*Exercise objective*: Here are some records; return them all exactly.

Data entries for graphics
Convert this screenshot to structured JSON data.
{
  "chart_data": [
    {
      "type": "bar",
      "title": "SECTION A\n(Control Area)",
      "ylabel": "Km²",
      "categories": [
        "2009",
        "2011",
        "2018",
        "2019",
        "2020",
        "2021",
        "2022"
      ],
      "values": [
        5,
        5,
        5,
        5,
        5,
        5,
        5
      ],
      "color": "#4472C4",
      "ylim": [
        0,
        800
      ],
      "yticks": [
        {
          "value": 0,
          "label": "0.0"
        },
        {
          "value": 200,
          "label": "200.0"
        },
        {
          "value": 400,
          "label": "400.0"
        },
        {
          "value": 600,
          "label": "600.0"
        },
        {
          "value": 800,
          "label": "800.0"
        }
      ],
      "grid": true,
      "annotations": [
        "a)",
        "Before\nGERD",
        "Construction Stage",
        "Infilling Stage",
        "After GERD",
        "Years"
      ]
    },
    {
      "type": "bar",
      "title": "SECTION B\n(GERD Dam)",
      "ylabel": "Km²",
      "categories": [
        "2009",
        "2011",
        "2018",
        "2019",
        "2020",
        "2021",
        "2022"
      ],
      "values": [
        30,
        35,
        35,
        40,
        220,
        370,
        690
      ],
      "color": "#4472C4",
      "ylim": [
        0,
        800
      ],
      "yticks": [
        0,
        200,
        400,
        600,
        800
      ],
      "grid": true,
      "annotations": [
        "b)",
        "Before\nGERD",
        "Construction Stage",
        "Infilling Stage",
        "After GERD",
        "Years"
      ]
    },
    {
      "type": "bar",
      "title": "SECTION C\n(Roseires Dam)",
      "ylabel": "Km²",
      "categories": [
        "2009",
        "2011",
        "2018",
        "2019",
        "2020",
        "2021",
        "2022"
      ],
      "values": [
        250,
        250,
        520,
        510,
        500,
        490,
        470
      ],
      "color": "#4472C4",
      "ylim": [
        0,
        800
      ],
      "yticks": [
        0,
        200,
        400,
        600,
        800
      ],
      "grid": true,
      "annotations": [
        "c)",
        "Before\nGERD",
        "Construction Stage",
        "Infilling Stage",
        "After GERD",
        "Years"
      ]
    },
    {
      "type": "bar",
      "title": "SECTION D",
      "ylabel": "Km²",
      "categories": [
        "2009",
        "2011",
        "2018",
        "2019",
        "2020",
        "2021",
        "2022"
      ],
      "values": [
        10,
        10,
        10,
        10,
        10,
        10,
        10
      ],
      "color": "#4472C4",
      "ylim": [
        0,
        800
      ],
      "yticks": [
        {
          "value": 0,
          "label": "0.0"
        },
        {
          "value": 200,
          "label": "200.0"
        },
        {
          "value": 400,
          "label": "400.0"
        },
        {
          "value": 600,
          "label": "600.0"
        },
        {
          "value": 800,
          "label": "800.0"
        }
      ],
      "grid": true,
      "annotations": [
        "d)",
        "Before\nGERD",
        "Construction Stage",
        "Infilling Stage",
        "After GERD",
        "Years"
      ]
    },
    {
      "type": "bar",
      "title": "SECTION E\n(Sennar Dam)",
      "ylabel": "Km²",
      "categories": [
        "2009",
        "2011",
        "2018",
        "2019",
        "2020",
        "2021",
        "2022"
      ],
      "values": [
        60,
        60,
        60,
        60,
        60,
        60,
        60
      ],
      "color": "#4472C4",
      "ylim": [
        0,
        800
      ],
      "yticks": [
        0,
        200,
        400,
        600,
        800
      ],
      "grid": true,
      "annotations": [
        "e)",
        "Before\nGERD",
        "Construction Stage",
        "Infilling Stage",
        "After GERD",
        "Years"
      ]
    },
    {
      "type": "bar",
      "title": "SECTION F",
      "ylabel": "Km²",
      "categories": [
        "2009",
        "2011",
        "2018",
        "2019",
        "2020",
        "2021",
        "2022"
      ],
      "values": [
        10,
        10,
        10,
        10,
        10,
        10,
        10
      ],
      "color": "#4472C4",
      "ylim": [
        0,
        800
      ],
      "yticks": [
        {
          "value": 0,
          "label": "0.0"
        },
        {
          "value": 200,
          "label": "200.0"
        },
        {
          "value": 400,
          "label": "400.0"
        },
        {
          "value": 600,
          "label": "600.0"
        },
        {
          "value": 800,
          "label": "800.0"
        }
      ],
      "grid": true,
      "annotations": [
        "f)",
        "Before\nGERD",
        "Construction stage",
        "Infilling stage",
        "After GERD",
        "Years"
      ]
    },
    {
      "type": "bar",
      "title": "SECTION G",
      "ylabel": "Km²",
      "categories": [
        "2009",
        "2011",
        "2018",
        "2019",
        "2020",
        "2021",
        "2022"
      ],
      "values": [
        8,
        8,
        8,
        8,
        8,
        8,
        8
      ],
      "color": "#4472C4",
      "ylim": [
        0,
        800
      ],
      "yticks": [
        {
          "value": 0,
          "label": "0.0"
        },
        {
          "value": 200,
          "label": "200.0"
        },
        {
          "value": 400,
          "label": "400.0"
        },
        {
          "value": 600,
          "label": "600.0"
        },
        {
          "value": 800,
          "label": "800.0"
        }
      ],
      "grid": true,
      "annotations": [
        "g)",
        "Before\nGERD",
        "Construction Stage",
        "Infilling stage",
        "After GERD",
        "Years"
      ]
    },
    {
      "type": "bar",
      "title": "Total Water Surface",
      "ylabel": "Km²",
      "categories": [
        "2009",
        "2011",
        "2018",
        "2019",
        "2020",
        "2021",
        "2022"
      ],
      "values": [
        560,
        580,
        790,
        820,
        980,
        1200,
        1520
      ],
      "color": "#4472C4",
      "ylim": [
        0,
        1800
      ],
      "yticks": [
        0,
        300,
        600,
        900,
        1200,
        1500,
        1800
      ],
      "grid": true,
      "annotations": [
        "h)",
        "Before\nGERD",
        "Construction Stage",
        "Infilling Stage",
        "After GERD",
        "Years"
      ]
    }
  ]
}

*Response to the exercise*:
Convert this screenshot to structured JSON data.
{
  "chart_data": [
    {
      "type": "bar",
      "title": "SECTION A\n(Control Area)",
      "ylabel": "Km²",
      "categories": [
        "2009",
        "2011",
        "2018",
        "2019",
        "2020",
        "2021",
        "2022"
      ],
      "values": [
        5,
        5,
        5,
        5,
        5,
        5,
        5
      ],
      "color": "#4472C4",
      "ylim": [
        0,
        800
      ],
      "yticks": [
        {
          "value": 0,
          "label": "0.0"
        },
        {
          "value": 200,
          "label": "200.0"
        },
        {
          "value": 400,
          "label": "400.0"
        },
        {
          "value": 600,
          "label": "600.0"
        },
        {
          "value": 800,
          "label": "800.0"
        }
      ],
      "grid": true,
      "annotations": [
        "a)",
        "Before\nGERD",
        "Construction Stage",
        "Infilling Stage",
        "After GERD",
        "Years"
      ]
    },
    {
      "type": "bar",
      "title": "SECTION B\n(GERD Dam)",
      "ylabel": "Km²",
      "categories": [
        "2009",
        "2011",
        "2018",
        "2019",
        "2020",
        "2021",
        "2022"
      ],
      "values": [
        30,
        35,
        35,
        40,
        220,
        370,
        690
      ],
      "color": "#4472C4",
      "ylim": [
        0,
        800
      ],
      "yticks": [
        0,
        200,
        400,
        600,
        800
      ],
      "grid": true,
      "annotations": [
        "b)",
        "Before\nGERD",
        "Construction Stage",
        "Infilling Stage",
        "After GERD",
        "Years"
      ]
    },
    {
      "type": "bar",
      "title": "SECTION C\n(Roseires Dam)",
      "ylabel": "Km²",
      "categories": [
        "2009",
        "2011",
        "2018",
        "2019",
        "2020",
        "2021",
        "2022"
      ],
      "values": [
        250,
        250,
        520,
        510,
        500,
        490,
        470
      ],
      "color": "#4472C4",
      "ylim": [
        0,
        800
      ],
      "yticks": [
        0,
        200,
        400,
        600,
        800
      ],
      "grid": true,
      "annotations": [
        "c)",
        "Before\nGERD",
        "Construction Stage",
        "Infilling Stage",
        "After GERD",
        "Years"
      ]
    },
    {
      "type": "bar",
      "title": "SECTION D",
      "ylabel": "Km²",
      "categories": [
        "2009",
        "2011",
        "2018",
        "2019",
        "2020",
        "2021",
        "2022"
      ],
      "values": [
        10,
        10,
        10,
        10,
        10,
        10,
        10
      ],
      "color": "#4472C4",
      "ylim": [
        0,
        800
      ],
      "yticks": [
        {
          "value": 0,
          "label": "0.0"
        },
        {
          "value": 200,
          "label": "200.0"
        },
        {
          "value": 400,
          "label": "400.0"
        },
        {
          "value": 600,
          "label": "600.0"
        },
        {
          "value": 800,
          "label": "800.0"
        }
      ],
      "grid": true,
      "annotations": [
        "d)",
        "Before\nGERD",
        "Construction Stage",
        "Infilling Stage",
        "After GERD",
        "Years"
      ]
    },
    {
      "type": "bar",
      "title": "SECTION E\n(Sennar Dam)",
      "ylabel": "Km²",
      "categories": [
        "2009",
        "2011",
        "2018",
        "2019",
        "2020",
        "2021",
        "2022"
      ],
      "values": [
        60,
        60,
        60,
        60,
        60,
        60,
        60
      ],
      "color": "#4472C4",
      "ylim": [
        0,
        800
      ],
      "yticks": [
        0,
        200,
        400,
        600,
        800
      ],
      "grid": true,
      "annotations": [
        "e)",
        "Before\nGERD",
        "Construction Stage",
        "Infilling Stage",
        "After GERD",
        "Years"
      ]
    },
    {
      "type": "bar",
      "title": "SECTION F",
      "ylabel": "Km²",
      "categories": [
        "2009",
        "2011",
        "2018",
        "2019",
        "2020",
        "2021",
        "2022"
      ],
      "values": [
        10,
        10,
        10,
        10,
        10,
        10,
        10
      ],
      "color": "#4472C4",
      "ylim": [
        0,
        800
      ],
      "yticks": [
        {
          "value": 0,
          "label": "0.0"
        },
        {
          "value": 200,
          "label": "200.0"
        },
        {
          "value": 400,
          "label": "400.0"
        },
        {
          "value": 600,
          "label": "600.0"
        },
        {
          "value": 800,
          "label": "800.0"
        }
      ],
      "grid": true,
      "annotations": [
        "f)",
        "Before\nGERD",
        "Construction stage",
        "Infilling stage",
        "After GERD",
        "Years"
      ]
    },
    {
      "type": "bar",
      "title": "SECTION G",
      "ylabel": "Km²",
      "categories": [
        "2009",
        "2011",
        "2018",
        "2019",
        "2020",
        "2021",
        "2022"
      ],
      "values": [
        8,
        8,
        8,
        8,
        8,
        8,
        8
      ],
      "color": "#4472C4",
      "ylim": [
        0,
        800
      ],
      "yticks": [
        {
          "value": 0,
          "label": "0.0"
        },
        {
          "value": 200,
          "label": "200.0"
        },
        {
          "value": 400,
          "label": "400.0"
        },
        {
          "value": 600,
          "label": "600.0"
        },
        {
          "value": 800,
          "label": "800.0"
        }
      ],
      "grid": true,
      "annotations": [
        "g)",
        "Before\nGERD",
        "Construction Stage",
        "Infilling stage",
        "After GERD",
        "Years"
      ]
    },
    {
      "type": "bar",
      "title": "Total Water Surface",
      "ylabel": "Km²",
      "categories": [
        "2009",
        "2011",
        "2018",
        "2019",
        "2020",
        "2021",
        "2022"
      ],
      "values": [
        560,
        580,
        790,
        820,
        980,
        1200,
        1520
      ],
      "color": "#4472C4",
      "ylim": [
        0,
        1800
      ],
      "yticks": [
        0,
        300,
        600,
        900,
        1200,
        1500,
        1800
      ],
      "grid": true,
      "annotations": [
        "h)",
        "Before\nGERD",
        "Construction Stage",
        "Infilling Stage",
        "After GERD",
        "Years"
      ]
    }
  ]
}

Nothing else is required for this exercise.